**DIRECTIVE**
Among the entries below, find how many lines carry the word "this" and state only that figure.

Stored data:

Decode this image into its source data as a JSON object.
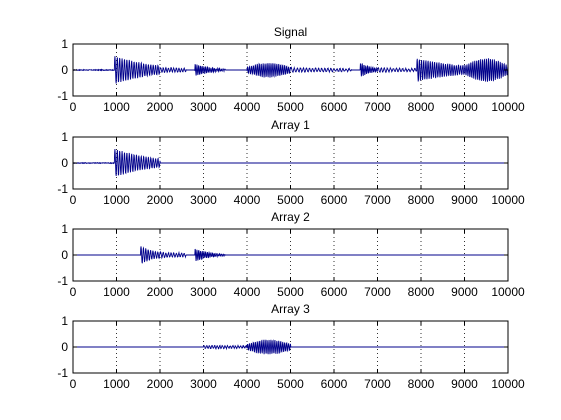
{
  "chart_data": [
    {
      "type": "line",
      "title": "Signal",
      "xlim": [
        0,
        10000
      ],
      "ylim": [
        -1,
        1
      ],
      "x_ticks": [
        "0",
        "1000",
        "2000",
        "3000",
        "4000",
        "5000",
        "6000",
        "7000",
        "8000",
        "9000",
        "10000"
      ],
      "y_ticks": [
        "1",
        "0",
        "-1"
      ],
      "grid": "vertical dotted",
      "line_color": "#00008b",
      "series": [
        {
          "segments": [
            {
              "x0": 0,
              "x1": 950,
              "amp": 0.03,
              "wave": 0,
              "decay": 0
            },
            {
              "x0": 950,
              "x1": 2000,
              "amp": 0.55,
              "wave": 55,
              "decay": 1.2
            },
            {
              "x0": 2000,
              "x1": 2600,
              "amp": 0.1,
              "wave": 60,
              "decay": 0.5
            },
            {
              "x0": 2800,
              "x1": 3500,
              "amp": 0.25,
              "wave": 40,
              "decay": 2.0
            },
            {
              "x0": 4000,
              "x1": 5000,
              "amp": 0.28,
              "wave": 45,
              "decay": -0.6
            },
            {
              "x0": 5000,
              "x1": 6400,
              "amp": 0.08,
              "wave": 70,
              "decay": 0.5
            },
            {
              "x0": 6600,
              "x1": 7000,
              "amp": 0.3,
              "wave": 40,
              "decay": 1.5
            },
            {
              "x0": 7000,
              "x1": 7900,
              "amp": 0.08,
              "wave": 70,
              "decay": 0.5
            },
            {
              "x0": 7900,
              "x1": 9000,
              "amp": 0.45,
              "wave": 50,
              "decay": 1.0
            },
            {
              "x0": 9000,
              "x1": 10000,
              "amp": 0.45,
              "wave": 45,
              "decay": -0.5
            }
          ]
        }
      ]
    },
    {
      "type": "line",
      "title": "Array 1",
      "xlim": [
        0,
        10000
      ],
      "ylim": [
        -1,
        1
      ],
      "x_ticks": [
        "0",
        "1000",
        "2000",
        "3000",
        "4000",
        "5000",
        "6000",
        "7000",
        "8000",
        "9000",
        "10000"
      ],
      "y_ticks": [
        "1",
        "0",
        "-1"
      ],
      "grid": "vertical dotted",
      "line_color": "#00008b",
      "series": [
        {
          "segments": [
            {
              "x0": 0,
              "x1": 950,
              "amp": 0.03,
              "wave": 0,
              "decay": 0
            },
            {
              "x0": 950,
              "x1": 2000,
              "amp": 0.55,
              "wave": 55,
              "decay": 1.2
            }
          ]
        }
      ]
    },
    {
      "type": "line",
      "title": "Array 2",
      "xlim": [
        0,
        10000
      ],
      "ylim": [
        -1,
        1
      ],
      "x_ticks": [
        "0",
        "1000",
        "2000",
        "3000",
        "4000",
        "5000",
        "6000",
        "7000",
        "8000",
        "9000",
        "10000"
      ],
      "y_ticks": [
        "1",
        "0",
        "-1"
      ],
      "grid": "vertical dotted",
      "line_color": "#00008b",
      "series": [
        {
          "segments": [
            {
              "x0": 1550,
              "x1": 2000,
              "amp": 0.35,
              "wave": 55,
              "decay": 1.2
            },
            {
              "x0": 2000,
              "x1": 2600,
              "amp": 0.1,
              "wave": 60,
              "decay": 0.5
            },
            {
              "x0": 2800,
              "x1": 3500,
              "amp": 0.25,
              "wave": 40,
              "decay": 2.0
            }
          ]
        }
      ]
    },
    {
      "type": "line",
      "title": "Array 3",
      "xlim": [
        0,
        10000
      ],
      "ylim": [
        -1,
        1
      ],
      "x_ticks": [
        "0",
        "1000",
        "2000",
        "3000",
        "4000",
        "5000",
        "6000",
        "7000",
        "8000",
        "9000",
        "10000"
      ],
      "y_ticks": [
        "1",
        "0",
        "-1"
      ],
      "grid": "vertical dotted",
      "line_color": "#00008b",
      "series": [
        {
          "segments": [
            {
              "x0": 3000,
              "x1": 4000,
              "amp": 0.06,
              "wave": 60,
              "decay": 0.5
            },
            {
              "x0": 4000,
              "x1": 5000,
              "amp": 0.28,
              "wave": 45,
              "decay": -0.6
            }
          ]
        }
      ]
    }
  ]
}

==

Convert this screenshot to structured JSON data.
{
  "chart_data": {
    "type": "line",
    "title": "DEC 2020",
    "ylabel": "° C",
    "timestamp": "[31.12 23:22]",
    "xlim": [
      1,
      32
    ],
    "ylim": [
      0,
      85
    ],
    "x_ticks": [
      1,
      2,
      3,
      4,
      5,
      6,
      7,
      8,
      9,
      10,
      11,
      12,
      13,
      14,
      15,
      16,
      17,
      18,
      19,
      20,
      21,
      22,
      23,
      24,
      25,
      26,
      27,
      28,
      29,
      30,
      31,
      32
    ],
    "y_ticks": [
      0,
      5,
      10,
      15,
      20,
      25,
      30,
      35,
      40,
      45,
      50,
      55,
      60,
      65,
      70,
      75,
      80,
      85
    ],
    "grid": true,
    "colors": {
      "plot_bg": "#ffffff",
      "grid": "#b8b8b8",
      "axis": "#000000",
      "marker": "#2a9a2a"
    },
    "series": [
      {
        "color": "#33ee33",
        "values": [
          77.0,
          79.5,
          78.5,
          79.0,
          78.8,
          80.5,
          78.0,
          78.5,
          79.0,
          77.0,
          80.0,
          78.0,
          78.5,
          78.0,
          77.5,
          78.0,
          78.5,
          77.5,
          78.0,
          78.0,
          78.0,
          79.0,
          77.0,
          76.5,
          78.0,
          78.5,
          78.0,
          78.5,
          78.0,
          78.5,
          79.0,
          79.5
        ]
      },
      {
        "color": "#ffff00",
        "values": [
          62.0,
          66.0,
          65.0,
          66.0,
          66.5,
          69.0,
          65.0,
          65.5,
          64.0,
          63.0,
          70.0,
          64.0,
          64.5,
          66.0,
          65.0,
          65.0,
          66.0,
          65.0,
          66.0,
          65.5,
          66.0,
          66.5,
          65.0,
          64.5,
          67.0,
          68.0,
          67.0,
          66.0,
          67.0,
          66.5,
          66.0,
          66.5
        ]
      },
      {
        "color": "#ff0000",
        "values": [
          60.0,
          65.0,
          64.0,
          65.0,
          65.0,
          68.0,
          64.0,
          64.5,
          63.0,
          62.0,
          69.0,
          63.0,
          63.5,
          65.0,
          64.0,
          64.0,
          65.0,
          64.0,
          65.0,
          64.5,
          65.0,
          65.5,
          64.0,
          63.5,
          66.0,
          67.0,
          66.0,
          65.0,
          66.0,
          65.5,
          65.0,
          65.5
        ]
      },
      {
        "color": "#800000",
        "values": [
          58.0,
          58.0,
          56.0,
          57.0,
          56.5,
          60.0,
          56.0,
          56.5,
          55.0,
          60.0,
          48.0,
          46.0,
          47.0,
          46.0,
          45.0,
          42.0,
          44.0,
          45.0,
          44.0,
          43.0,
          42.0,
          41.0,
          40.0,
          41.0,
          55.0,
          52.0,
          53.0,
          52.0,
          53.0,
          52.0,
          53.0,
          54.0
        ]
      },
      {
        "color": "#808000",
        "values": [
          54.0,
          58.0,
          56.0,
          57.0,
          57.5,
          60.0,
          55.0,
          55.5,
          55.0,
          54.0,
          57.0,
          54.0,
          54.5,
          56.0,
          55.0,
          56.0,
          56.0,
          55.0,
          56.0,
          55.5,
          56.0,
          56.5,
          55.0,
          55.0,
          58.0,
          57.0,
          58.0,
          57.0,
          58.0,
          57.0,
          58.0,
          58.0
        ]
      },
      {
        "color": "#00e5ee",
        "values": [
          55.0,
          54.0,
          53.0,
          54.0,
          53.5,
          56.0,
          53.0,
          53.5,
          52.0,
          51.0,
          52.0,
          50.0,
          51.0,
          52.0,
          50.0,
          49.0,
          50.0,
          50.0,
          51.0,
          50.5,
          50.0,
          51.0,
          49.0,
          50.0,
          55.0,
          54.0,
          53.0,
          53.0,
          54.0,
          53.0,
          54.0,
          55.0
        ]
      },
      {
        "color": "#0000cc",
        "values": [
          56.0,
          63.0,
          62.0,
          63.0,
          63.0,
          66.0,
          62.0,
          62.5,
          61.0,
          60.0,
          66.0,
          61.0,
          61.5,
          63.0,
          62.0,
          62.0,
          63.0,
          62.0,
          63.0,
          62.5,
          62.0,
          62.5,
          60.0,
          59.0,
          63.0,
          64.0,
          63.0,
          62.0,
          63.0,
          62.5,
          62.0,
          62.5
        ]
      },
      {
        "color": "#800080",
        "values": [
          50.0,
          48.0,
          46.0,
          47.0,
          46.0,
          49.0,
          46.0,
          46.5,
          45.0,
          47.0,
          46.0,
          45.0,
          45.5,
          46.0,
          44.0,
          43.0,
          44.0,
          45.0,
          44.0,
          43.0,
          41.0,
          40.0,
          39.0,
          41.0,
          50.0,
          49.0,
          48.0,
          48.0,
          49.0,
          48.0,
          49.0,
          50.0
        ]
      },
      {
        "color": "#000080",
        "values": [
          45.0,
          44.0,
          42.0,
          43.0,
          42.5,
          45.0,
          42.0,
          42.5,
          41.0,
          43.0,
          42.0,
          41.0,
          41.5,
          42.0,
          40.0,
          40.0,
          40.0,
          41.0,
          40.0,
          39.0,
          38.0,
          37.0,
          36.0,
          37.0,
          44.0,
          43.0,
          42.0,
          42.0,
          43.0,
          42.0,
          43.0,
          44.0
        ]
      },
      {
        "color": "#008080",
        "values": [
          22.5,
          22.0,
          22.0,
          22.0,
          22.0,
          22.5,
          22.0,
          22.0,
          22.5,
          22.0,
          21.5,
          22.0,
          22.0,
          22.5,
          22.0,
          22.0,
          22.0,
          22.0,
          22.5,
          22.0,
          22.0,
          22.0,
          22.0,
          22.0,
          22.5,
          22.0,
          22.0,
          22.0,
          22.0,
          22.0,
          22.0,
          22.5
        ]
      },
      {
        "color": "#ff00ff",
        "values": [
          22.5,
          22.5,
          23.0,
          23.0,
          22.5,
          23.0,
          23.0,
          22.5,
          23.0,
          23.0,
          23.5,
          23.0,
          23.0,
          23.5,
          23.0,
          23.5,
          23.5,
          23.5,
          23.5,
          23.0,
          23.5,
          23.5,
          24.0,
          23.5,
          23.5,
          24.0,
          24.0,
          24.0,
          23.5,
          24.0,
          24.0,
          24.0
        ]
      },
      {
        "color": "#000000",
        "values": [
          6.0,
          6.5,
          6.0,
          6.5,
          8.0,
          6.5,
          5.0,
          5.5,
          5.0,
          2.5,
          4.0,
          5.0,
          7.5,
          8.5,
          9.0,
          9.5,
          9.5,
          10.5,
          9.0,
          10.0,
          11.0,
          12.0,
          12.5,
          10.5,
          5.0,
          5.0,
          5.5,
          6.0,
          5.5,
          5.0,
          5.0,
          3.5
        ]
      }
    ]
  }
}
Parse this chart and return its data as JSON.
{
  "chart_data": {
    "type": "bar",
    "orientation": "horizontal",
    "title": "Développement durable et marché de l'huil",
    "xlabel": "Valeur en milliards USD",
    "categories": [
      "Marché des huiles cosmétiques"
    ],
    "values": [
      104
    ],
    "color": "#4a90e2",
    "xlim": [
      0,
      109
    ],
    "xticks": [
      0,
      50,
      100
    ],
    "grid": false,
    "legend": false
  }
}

**COMPLETE ANSWER**
3